> **Stated task**
Transcribe all records exactly.

> **Data shown**
====================
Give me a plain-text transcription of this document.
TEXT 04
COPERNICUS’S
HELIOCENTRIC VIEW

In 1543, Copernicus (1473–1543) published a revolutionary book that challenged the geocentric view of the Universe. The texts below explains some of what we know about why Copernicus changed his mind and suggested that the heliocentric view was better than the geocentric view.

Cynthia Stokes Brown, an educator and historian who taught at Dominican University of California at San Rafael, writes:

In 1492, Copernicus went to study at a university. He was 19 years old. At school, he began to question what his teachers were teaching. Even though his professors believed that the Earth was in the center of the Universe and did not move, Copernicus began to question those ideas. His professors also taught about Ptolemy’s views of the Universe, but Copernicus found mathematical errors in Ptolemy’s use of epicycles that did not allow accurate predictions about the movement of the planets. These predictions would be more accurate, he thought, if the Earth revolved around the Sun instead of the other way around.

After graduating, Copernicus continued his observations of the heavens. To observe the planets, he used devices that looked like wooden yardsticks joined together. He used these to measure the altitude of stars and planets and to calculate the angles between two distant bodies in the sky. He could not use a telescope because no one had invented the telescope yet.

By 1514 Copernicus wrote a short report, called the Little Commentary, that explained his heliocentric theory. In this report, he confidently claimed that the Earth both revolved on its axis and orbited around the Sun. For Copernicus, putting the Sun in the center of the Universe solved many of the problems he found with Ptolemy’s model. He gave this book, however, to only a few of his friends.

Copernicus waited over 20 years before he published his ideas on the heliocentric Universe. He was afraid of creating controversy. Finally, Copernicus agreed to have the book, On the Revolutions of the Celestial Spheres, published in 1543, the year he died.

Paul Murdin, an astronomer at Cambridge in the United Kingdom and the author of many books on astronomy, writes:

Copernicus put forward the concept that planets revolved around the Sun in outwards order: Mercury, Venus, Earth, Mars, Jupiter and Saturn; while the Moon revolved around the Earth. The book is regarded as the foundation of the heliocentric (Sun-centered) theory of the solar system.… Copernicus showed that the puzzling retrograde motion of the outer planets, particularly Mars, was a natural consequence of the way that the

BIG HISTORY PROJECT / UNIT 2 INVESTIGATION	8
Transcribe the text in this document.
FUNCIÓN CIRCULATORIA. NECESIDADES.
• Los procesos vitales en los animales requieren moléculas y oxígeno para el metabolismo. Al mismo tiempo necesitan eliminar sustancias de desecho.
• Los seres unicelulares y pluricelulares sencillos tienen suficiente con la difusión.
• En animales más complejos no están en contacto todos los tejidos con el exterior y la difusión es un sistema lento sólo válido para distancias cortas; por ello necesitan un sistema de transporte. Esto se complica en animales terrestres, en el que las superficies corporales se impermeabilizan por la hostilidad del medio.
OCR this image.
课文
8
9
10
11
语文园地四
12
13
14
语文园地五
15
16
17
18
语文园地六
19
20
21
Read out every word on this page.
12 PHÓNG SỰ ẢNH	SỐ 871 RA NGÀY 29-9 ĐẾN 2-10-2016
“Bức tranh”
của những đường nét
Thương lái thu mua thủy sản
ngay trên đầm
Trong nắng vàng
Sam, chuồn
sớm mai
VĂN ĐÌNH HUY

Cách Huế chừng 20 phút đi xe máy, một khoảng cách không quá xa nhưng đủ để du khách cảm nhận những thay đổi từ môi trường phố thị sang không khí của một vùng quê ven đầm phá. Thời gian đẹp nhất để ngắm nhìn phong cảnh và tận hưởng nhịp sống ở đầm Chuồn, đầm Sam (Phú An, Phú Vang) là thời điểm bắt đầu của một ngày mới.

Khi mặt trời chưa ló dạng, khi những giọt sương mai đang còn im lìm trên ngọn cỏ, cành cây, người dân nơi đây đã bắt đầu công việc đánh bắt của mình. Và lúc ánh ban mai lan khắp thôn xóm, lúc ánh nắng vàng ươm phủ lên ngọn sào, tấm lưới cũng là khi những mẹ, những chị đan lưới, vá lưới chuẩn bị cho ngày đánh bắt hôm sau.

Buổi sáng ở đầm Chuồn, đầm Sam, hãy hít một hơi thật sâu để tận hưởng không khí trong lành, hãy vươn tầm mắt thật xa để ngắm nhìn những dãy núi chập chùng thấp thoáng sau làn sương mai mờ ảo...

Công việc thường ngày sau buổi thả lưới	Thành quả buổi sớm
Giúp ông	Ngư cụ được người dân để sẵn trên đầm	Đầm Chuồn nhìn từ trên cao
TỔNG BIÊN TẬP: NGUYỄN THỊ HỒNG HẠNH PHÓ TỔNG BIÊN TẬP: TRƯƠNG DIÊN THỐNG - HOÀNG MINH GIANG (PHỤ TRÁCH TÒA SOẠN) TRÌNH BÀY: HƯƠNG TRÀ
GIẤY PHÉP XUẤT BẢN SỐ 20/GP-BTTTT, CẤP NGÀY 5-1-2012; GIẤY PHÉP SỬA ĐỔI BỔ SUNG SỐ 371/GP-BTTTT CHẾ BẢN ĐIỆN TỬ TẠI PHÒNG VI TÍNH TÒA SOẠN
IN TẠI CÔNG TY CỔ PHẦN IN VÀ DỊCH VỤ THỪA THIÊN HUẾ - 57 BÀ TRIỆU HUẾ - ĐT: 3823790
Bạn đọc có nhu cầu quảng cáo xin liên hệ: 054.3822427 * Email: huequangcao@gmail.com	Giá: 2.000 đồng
====================
> **Correct answer**
Give me a plain-text transcription of this document.
TEXT 04
COPERNICUS’S
HELIOCENTRIC VIEW

In 1543, Copernicus (1473–1543) published a revolutionary book that challenged the geocentric view of the Universe. The texts below explains some of what we know about why Copernicus changed his mind and suggested that the heliocentric view was better than the geocentric view.

Cynthia Stokes Brown, an educator and historian who taught at Dominican University of California at San Rafael, writes:

In 1492, Copernicus went to study at a university. He was 19 years old. At school, he began to question what his teachers were teaching. Even though his professors believed that the Earth was in the center of the Universe and did not move, Copernicus began to question those ideas. His professors also taught about Ptolemy’s views of the Universe, but Copernicus found mathematical errors in Ptolemy’s use of epicycles that did not allow accurate predictions about the movement of the planets. These predictions would be more accurate, he thought, if the Earth revolved around the Sun instead of the other way around.

After graduating, Copernicus continued his observations of the heavens. To observe the planets, he used devices that looked like wooden yardsticks joined together. He used these to measure the altitude of stars and planets and to calculate the angles between two distant bodies in the sky. He could not use a telescope because no one had invented the telescope yet.

By 1514 Copernicus wrote a short report, called the Little Commentary, that explained his heliocentric theory. In this report, he confidently claimed that the Earth both revolved on its axis and orbited around the Sun. For Copernicus, putting the Sun in the center of the Universe solved many of the problems he found with Ptolemy’s model. He gave this book, however, to only a few of his friends.

Copernicus waited over 20 years before he published his ideas on the heliocentric Universe. He was afraid of creating controversy. Finally, Copernicus agreed to have the book, On the Revolutions of the Celestial Spheres, published in 1543, the year he died.

Paul Murdin, an astronomer at Cambridge in the United Kingdom and the author of many books on astronomy, writes:

Copernicus put forward the concept that planets revolved around the Sun in outwards order: Mercury, Venus, Earth, Mars, Jupiter and Saturn; while the Moon revolved around the Earth. The book is regarded as the foundation of the heliocentric (Sun-centered) theory of the solar system.… Copernicus showed that the puzzling retrograde motion of the outer planets, particularly Mars, was a natural consequence of the way that the

BIG HISTORY PROJECT / UNIT 2 INVESTIGATION	8
Transcribe the text in this document.
FUNCIÓN CIRCULATORIA. NECESIDADES.
• Los procesos vitales en los animales requieren moléculas y oxígeno para el metabolismo. Al mismo tiempo necesitan eliminar sustancias de desecho.
• Los seres unicelulares y pluricelulares sencillos tienen suficiente con la difusión.
• En animales más complejos no están en contacto todos los tejidos con el exterior y la difusión es un sistema lento sólo válido para distancias cortas; por ello necesitan un sistema de transporte. Esto se complica en animales terrestres, en el que las superficies corporales se impermeabilizan por la hostilidad del medio.
OCR this image.
课文
8
9
10
11
语文园地四
12
13
14
语文园地五
15
16
17
18
语文园地六
19
20
21
Read out every word on this page.
12 PHÓNG SỰ ẢNH	SỐ 871 RA NGÀY 29-9 ĐẾN 2-10-2016
“Bức tranh”
của những đường nét
Thương lái thu mua thủy sản
ngay trên đầm
Trong nắng vàng
Sam, chuồn
sớm mai
VĂN ĐÌNH HUY

Cách Huế chừng 20 phút đi xe máy, một khoảng cách không quá xa nhưng đủ để du khách cảm nhận những thay đổi từ môi trường phố thị sang không khí của một vùng quê ven đầm phá. Thời gian đẹp nhất để ngắm nhìn phong cảnh và tận hưởng nhịp sống ở đầm Chuồn, đầm Sam (Phú An, Phú Vang) là thời điểm bắt đầu của một ngày mới.

Khi mặt trời chưa ló dạng, khi những giọt sương mai đang còn im lìm trên ngọn cỏ, cành cây, người dân nơi đây đã bắt đầu công việc đánh bắt của mình. Và lúc ánh ban mai lan khắp thôn xóm, lúc ánh nắng vàng ươm phủ lên ngọn sào, tấm lưới cũng là khi những mẹ, những chị đan lưới, vá lưới chuẩn bị cho ngày đánh bắt hôm sau.

Buổi sáng ở đầm Chuồn, đầm Sam, hãy hít một hơi thật sâu để tận hưởng không khí trong lành, hãy vươn tầm mắt thật xa để ngắm nhìn những dãy núi chập chùng thấp thoáng sau làn sương mai mờ ảo...

Công việc thường ngày sau buổi thả lưới	Thành quả buổi sớm
Giúp ông	Ngư cụ được người dân để sẵn trên đầm	Đầm Chuồn nhìn từ trên cao
TỔNG BIÊN TẬP: NGUYỄN THỊ HỒNG HẠNH PHÓ TỔNG BIÊN TẬP: TRƯƠNG DIÊN THỐNG - HOÀNG MINH GIANG (PHỤ TRÁCH TÒA SOẠN) TRÌNH BÀY: HƯƠNG TRÀ
GIẤY PHÉP XUẤT BẢN SỐ 20/GP-BTTTT, CẤP NGÀY 5-1-2012; GIẤY PHÉP SỬA ĐỔI BỔ SUNG SỐ 371/GP-BTTTT CHẾ BẢN ĐIỆN TỬ TẠI PHÒNG VI TÍNH TÒA SOẠN
IN TẠI CÔNG TY CỔ PHẦN IN VÀ DỊCH VỤ THỪA THIÊN HUẾ - 57 BÀ TRIỆU HUẾ - ĐT: 3823790
Bạn đọc có nhu cầu quảng cáo xin liên hệ: 054.3822427 * Email: huequangcao@gmail.com	Giá: 2.000 đồng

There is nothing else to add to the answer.